Print, exactly and completely, every entry in the data.

--- start INFORMATION SHOWN ---

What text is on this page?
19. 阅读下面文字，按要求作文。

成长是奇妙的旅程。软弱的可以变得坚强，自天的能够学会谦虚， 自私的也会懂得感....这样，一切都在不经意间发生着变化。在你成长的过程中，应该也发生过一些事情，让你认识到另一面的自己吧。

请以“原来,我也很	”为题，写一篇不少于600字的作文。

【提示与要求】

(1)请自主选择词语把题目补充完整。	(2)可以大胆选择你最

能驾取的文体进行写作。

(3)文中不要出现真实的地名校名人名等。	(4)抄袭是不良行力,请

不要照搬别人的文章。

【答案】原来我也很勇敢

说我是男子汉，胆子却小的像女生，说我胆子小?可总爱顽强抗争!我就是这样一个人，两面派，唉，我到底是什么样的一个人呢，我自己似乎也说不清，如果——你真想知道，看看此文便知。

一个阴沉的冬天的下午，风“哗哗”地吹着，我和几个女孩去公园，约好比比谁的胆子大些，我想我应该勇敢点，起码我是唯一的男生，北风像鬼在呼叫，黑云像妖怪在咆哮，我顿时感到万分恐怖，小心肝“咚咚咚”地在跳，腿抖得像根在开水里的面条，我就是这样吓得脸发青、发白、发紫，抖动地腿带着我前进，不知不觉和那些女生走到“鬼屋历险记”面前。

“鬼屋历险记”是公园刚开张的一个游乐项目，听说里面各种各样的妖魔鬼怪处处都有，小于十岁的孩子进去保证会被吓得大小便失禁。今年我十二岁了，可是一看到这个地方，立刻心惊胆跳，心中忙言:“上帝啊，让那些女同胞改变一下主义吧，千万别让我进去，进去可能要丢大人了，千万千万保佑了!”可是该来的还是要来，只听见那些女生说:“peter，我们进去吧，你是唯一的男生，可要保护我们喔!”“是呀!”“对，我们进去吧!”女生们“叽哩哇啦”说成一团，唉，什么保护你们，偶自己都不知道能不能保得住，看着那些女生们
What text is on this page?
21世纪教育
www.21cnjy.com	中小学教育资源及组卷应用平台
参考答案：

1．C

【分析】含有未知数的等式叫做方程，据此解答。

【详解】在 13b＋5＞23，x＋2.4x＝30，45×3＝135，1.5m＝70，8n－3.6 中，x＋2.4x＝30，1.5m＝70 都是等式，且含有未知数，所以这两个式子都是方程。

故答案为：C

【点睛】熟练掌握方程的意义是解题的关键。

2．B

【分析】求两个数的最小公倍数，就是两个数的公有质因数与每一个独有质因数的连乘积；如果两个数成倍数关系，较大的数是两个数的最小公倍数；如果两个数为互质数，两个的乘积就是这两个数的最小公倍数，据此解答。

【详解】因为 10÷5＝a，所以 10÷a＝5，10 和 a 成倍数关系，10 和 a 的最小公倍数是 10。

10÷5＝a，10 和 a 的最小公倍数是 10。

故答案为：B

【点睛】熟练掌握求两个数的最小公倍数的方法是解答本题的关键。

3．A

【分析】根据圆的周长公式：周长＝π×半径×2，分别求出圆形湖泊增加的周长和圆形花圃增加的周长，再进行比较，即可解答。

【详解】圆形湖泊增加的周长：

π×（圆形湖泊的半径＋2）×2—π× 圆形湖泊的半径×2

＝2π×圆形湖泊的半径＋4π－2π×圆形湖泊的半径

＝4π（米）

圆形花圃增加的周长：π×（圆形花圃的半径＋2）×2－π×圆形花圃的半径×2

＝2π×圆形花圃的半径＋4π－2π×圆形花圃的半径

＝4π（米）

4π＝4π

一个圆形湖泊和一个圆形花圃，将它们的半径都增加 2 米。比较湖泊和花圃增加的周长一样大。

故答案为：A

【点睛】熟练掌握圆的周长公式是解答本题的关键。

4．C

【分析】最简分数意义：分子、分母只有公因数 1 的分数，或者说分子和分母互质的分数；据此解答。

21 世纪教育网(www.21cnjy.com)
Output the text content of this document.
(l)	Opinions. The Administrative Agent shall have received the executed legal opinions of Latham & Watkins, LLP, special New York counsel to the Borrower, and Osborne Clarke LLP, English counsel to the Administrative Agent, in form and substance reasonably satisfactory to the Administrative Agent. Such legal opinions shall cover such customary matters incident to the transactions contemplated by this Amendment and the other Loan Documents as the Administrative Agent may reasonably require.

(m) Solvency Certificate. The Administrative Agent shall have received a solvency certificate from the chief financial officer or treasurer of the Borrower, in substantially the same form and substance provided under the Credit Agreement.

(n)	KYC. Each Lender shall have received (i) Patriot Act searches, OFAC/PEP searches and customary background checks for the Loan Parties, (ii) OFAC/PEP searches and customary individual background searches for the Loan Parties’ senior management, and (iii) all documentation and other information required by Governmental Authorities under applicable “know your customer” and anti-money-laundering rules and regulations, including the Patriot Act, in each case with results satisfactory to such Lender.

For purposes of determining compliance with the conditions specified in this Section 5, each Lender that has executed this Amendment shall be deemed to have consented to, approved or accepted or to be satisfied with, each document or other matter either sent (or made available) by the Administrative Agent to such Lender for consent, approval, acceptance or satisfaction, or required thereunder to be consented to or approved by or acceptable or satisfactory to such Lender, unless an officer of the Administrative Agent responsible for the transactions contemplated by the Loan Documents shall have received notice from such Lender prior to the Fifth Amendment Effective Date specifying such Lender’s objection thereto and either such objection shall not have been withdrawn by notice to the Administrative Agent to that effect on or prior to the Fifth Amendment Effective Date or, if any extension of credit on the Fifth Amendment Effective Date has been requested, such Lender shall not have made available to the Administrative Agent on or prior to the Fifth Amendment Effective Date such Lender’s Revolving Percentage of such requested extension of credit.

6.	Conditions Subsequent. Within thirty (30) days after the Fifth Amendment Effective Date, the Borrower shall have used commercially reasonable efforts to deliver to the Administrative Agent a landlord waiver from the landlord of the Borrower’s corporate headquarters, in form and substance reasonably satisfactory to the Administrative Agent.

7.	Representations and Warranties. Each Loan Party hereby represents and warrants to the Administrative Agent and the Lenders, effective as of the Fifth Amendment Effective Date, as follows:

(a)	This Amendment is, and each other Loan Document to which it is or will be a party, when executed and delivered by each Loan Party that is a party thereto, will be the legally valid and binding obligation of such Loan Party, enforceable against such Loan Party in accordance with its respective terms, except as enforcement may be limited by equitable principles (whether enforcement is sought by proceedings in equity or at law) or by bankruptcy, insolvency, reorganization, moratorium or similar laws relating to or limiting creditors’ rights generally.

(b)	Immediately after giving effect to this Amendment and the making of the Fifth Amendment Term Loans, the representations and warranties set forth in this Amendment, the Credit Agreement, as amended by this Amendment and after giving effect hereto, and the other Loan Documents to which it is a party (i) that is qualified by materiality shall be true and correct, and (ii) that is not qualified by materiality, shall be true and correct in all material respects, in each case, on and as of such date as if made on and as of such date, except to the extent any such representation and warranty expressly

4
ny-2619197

--- end INFORMATION SHOWN ---

» EXERCISE OUTPUT:
What text is on this page?
19. 阅读下面文字，按要求作文。

成长是奇妙的旅程。软弱的可以变得坚强，自天的能够学会谦虚， 自私的也会懂得感....这样，一切都在不经意间发生着变化。在你成长的过程中，应该也发生过一些事情，让你认识到另一面的自己吧。

请以“原来,我也很	”为题，写一篇不少于600字的作文。

【提示与要求】

(1)请自主选择词语把题目补充完整。	(2)可以大胆选择你最

能驾取的文体进行写作。

(3)文中不要出现真实的地名校名人名等。	(4)抄袭是不良行力,请

不要照搬别人的文章。

【答案】原来我也很勇敢

说我是男子汉，胆子却小的像女生，说我胆子小?可总爱顽强抗争!我就是这样一个人，两面派，唉，我到底是什么样的一个人呢，我自己似乎也说不清，如果——你真想知道，看看此文便知。

一个阴沉的冬天的下午，风“哗哗”地吹着，我和几个女孩去公园，约好比比谁的胆子大些，我想我应该勇敢点，起码我是唯一的男生，北风像鬼在呼叫，黑云像妖怪在咆哮，我顿时感到万分恐怖，小心肝“咚咚咚”地在跳，腿抖得像根在开水里的面条，我就是这样吓得脸发青、发白、发紫，抖动地腿带着我前进，不知不觉和那些女生走到“鬼屋历险记”面前。

“鬼屋历险记”是公园刚开张的一个游乐项目，听说里面各种各样的妖魔鬼怪处处都有，小于十岁的孩子进去保证会被吓得大小便失禁。今年我十二岁了，可是一看到这个地方，立刻心惊胆跳，心中忙言:“上帝啊，让那些女同胞改变一下主义吧，千万别让我进去，进去可能要丢大人了，千万千万保佑了!”可是该来的还是要来，只听见那些女生说:“peter，我们进去吧，你是唯一的男生，可要保护我们喔!”“是呀!”“对，我们进去吧!”女生们“叽哩哇啦”说成一团，唉，什么保护你们，偶自己都不知道能不能保得住，看着那些女生们
What text is on this page?
21世纪教育
www.21cnjy.com	中小学教育资源及组卷应用平台
参考答案：

1．C

【分析】含有未知数的等式叫做方程，据此解答。

【详解】在 13b＋5＞23，x＋2.4x＝30，45×3＝135，1.5m＝70，8n－3.6 中，x＋2.4x＝30，1.5m＝70 都是等式，且含有未知数，所以这两个式子都是方程。

故答案为：C

【点睛】熟练掌握方程的意义是解题的关键。

2．B

【分析】求两个数的最小公倍数，就是两个数的公有质因数与每一个独有质因数的连乘积；如果两个数成倍数关系，较大的数是两个数的最小公倍数；如果两个数为互质数，两个的乘积就是这两个数的最小公倍数，据此解答。

【详解】因为 10÷5＝a，所以 10÷a＝5，10 和 a 成倍数关系，10 和 a 的最小公倍数是 10。

10÷5＝a，10 和 a 的最小公倍数是 10。

故答案为：B

【点睛】熟练掌握求两个数的最小公倍数的方法是解答本题的关键。

3．A

【分析】根据圆的周长公式：周长＝π×半径×2，分别求出圆形湖泊增加的周长和圆形花圃增加的周长，再进行比较，即可解答。

【详解】圆形湖泊增加的周长：

π×（圆形湖泊的半径＋2）×2—π× 圆形湖泊的半径×2

＝2π×圆形湖泊的半径＋4π－2π×圆形湖泊的半径

＝4π（米）

圆形花圃增加的周长：π×（圆形花圃的半径＋2）×2－π×圆形花圃的半径×2

＝2π×圆形花圃的半径＋4π－2π×圆形花圃的半径

＝4π（米）

4π＝4π

一个圆形湖泊和一个圆形花圃，将它们的半径都增加 2 米。比较湖泊和花圃增加的周长一样大。

故答案为：A

【点睛】熟练掌握圆的周长公式是解答本题的关键。

4．C

【分析】最简分数意义：分子、分母只有公因数 1 的分数，或者说分子和分母互质的分数；据此解答。

21 世纪教育网(www.21cnjy.com)
Output the text content of this document.
(l)	Opinions. The Administrative Agent shall have received the executed legal opinions of Latham & Watkins, LLP, special New York counsel to the Borrower, and Osborne Clarke LLP, English counsel to the Administrative Agent, in form and substance reasonably satisfactory to the Administrative Agent. Such legal opinions shall cover such customary matters incident to the transactions contemplated by this Amendment and the other Loan Documents as the Administrative Agent may reasonably require.

(m) Solvency Certificate. The Administrative Agent shall have received a solvency certificate from the chief financial officer or treasurer of the Borrower, in substantially the same form and substance provided under the Credit Agreement.

(n)	KYC. Each Lender shall have received (i) Patriot Act searches, OFAC/PEP searches and customary background checks for the Loan Parties, (ii) OFAC/PEP searches and customary individual background searches for the Loan Parties’ senior management, and (iii) all documentation and other information required by Governmental Authorities under applicable “know your customer” and anti-money-laundering rules and regulations, including the Patriot Act, in each case with results satisfactory to such Lender.

For purposes of determining compliance with the conditions specified in this Section 5, each Lender that has executed this Amendment shall be deemed to have consented to, approved or accepted or to be satisfied with, each document or other matter either sent (or made available) by the Administrative Agent to such Lender for consent, approval, acceptance or satisfaction, or required thereunder to be consented to or approved by or acceptable or satisfactory to such Lender, unless an officer of the Administrative Agent responsible for the transactions contemplated by the Loan Documents shall have received notice from such Lender prior to the Fifth Amendment Effective Date specifying such Lender’s objection thereto and either such objection shall not have been withdrawn by notice to the Administrative Agent to that effect on or prior to the Fifth Amendment Effective Date or, if any extension of credit on the Fifth Amendment Effective Date has been requested, such Lender shall not have made available to the Administrative Agent on or prior to the Fifth Amendment Effective Date such Lender’s Revolving Percentage of such requested extension of credit.

6.	Conditions Subsequent. Within thirty (30) days after the Fifth Amendment Effective Date, the Borrower shall have used commercially reasonable efforts to deliver to the Administrative Agent a landlord waiver from the landlord of the Borrower’s corporate headquarters, in form and substance reasonably satisfactory to the Administrative Agent.

7.	Representations and Warranties. Each Loan Party hereby represents and warrants to the Administrative Agent and the Lenders, effective as of the Fifth Amendment Effective Date, as follows:

(a)	This Amendment is, and each other Loan Document to which it is or will be a party, when executed and delivered by each Loan Party that is a party thereto, will be the legally valid and binding obligation of such Loan Party, enforceable against such Loan Party in accordance with its respective terms, except as enforcement may be limited by equitable principles (whether enforcement is sought by proceedings in equity or at law) or by bankruptcy, insolvency, reorganization, moratorium or similar laws relating to or limiting creditors’ rights generally.

(b)	Immediately after giving effect to this Amendment and the making of the Fifth Amendment Term Loans, the representations and warranties set forth in this Amendment, the Credit Agreement, as amended by this Amendment and after giving effect hereto, and the other Loan Documents to which it is a party (i) that is qualified by materiality shall be true and correct, and (ii) that is not qualified by materiality, shall be true and correct in all material respects, in each case, on and as of such date as if made on and as of such date, except to the extent any such representation and warranty expressly

4
ny-2619197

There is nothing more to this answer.